**Task to complete:** Copy all the material below, exactly as it stands.

[Start Source records]

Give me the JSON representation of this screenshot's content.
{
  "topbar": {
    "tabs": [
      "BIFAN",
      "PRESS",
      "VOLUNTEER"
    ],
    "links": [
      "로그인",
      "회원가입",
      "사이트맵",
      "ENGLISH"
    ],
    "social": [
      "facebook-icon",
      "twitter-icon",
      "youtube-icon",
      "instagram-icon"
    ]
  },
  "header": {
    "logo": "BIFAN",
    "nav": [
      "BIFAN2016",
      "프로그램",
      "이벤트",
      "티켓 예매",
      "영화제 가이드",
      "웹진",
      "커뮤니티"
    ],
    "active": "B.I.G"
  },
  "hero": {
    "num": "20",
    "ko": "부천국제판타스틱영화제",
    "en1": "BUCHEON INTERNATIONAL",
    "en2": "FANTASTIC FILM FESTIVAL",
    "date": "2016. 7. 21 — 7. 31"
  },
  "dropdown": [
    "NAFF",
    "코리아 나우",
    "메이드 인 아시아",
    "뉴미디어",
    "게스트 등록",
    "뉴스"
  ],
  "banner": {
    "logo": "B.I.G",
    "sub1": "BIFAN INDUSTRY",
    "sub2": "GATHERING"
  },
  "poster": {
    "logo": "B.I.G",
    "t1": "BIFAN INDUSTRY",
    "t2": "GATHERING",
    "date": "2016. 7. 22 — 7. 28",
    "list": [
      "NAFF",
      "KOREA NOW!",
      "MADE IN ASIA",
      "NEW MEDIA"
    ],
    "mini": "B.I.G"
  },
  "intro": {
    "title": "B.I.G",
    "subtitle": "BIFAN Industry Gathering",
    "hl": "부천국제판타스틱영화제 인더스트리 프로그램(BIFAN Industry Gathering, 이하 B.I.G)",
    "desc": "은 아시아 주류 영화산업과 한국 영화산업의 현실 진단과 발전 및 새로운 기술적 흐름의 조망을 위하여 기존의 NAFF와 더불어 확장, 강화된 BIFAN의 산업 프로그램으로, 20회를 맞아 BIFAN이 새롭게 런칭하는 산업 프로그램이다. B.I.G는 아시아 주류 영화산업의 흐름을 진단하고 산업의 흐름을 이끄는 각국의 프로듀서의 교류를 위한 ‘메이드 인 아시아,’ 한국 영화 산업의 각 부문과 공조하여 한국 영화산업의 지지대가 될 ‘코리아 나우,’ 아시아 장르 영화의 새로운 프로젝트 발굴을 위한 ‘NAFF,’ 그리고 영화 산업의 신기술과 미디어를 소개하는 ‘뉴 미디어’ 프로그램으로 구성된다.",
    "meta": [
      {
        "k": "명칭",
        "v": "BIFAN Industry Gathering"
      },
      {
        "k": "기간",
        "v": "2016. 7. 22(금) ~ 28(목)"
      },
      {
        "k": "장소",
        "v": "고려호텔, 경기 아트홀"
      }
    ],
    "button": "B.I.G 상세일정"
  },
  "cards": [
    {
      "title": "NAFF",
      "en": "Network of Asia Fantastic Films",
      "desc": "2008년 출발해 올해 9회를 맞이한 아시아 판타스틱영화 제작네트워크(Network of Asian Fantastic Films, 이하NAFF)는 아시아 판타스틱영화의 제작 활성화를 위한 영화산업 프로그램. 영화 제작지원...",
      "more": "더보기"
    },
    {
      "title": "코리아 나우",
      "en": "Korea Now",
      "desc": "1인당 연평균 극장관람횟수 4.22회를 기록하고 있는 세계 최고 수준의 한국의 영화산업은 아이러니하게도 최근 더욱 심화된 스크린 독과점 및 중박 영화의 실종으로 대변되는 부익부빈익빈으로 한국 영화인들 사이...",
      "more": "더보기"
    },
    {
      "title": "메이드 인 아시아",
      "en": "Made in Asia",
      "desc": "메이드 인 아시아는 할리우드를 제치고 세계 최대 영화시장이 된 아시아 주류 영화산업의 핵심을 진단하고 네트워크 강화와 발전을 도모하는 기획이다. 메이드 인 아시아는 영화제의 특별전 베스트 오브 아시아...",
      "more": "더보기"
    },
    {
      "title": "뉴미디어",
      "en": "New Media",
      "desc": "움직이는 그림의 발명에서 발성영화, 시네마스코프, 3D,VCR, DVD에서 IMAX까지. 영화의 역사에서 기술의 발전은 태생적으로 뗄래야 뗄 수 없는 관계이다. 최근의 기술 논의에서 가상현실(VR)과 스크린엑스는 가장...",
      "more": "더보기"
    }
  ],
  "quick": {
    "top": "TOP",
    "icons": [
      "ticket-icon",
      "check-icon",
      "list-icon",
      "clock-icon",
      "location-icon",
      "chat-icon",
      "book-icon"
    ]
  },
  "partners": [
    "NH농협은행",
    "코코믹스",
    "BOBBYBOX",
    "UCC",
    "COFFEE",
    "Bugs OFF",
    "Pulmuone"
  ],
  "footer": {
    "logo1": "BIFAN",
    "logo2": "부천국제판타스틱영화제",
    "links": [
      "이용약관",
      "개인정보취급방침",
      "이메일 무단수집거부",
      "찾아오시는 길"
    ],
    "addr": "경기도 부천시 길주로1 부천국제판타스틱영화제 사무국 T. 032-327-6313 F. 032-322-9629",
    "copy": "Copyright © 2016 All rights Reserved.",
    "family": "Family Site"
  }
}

[End Source records]

**Complete output:**
Give me the JSON representation of this screenshot's content.
{
  "topbar": {
    "tabs": [
      "BIFAN",
      "PRESS",
      "VOLUNTEER"
    ],
    "links": [
      "로그인",
      "회원가입",
      "사이트맵",
      "ENGLISH"
    ],
    "social": [
      "facebook-icon",
      "twitter-icon",
      "youtube-icon",
      "instagram-icon"
    ]
  },
  "header": {
    "logo": "BIFAN",
    "nav": [
      "BIFAN2016",
      "프로그램",
      "이벤트",
      "티켓 예매",
      "영화제 가이드",
      "웹진",
      "커뮤니티"
    ],
    "active": "B.I.G"
  },
  "hero": {
    "num": "20",
    "ko": "부천국제판타스틱영화제",
    "en1": "BUCHEON INTERNATIONAL",
    "en2": "FANTASTIC FILM FESTIVAL",
    "date": "2016. 7. 21 — 7. 31"
  },
  "dropdown": [
    "NAFF",
    "코리아 나우",
    "메이드 인 아시아",
    "뉴미디어",
    "게스트 등록",
    "뉴스"
  ],
  "banner": {
    "logo": "B.I.G",
    "sub1": "BIFAN INDUSTRY",
    "sub2": "GATHERING"
  },
  "poster": {
    "logo": "B.I.G",
    "t1": "BIFAN INDUSTRY",
    "t2": "GATHERING",
    "date": "2016. 7. 22 — 7. 28",
    "list": [
      "NAFF",
      "KOREA NOW!",
      "MADE IN ASIA",
      "NEW MEDIA"
    ],
    "mini": "B.I.G"
  },
  "intro": {
    "title": "B.I.G",
    "subtitle": "BIFAN Industry Gathering",
    "hl": "부천국제판타스틱영화제 인더스트리 프로그램(BIFAN Industry Gathering, 이하 B.I.G)",
    "desc": "은 아시아 주류 영화산업과 한국 영화산업의 현실 진단과 발전 및 새로운 기술적 흐름의 조망을 위하여 기존의 NAFF와 더불어 확장, 강화된 BIFAN의 산업 프로그램으로, 20회를 맞아 BIFAN이 새롭게 런칭하는 산업 프로그램이다. B.I.G는 아시아 주류 영화산업의 흐름을 진단하고 산업의 흐름을 이끄는 각국의 프로듀서의 교류를 위한 ‘메이드 인 아시아,’ 한국 영화 산업의 각 부문과 공조하여 한국 영화산업의 지지대가 될 ‘코리아 나우,’ 아시아 장르 영화의 새로운 프로젝트 발굴을 위한 ‘NAFF,’ 그리고 영화 산업의 신기술과 미디어를 소개하는 ‘뉴 미디어’ 프로그램으로 구성된다.",
    "meta": [
      {
        "k": "명칭",
        "v": "BIFAN Industry Gathering"
      },
      {
        "k": "기간",
        "v": "2016. 7. 22(금) ~ 28(목)"
      },
      {
        "k": "장소",
        "v": "고려호텔, 경기 아트홀"
      }
    ],
    "button": "B.I.G 상세일정"
  },
  "cards": [
    {
      "title": "NAFF",
      "en": "Network of Asia Fantastic Films",
      "desc": "2008년 출발해 올해 9회를 맞이한 아시아 판타스틱영화 제작네트워크(Network of Asian Fantastic Films, 이하NAFF)는 아시아 판타스틱영화의 제작 활성화를 위한 영화산업 프로그램. 영화 제작지원...",
      "more": "더보기"
    },
    {
      "title": "코리아 나우",
      "en": "Korea Now",
      "desc": "1인당 연평균 극장관람횟수 4.22회를 기록하고 있는 세계 최고 수준의 한국의 영화산업은 아이러니하게도 최근 더욱 심화된 스크린 독과점 및 중박 영화의 실종으로 대변되는 부익부빈익빈으로 한국 영화인들 사이...",
      "more": "더보기"
    },
    {
      "title": "메이드 인 아시아",
      "en": "Made in Asia",
      "desc": "메이드 인 아시아는 할리우드를 제치고 세계 최대 영화시장이 된 아시아 주류 영화산업의 핵심을 진단하고 네트워크 강화와 발전을 도모하는 기획이다. 메이드 인 아시아는 영화제의 특별전 베스트 오브 아시아...",
      "more": "더보기"
    },
    {
      "title": "뉴미디어",
      "en": "New Media",
      "desc": "움직이는 그림의 발명에서 발성영화, 시네마스코프, 3D,VCR, DVD에서 IMAX까지. 영화의 역사에서 기술의 발전은 태생적으로 뗄래야 뗄 수 없는 관계이다. 최근의 기술 논의에서 가상현실(VR)과 스크린엑스는 가장...",
      "more": "더보기"
    }
  ],
  "quick": {
    "top": "TOP",
    "icons": [
      "ticket-icon",
      "check-icon",
      "list-icon",
      "clock-icon",
      "location-icon",
      "chat-icon",
      "book-icon"
    ]
  },
  "partners": [
    "NH농협은행",
    "코코믹스",
    "BOBBYBOX",
    "UCC",
    "COFFEE",
    "Bugs OFF",
    "Pulmuone"
  ],
  "footer": {
    "logo1": "BIFAN",
    "logo2": "부천국제판타스틱영화제",
    "links": [
      "이용약관",
      "개인정보취급방침",
      "이메일 무단수집거부",
      "찾아오시는 길"
    ],
    "addr": "경기도 부천시 길주로1 부천국제판타스틱영화제 사무국 T. 032-327-6313 F. 032-322-9629",
    "copy": "Copyright © 2016 All rights Reserved.",
    "family": "Family Site"
  }
}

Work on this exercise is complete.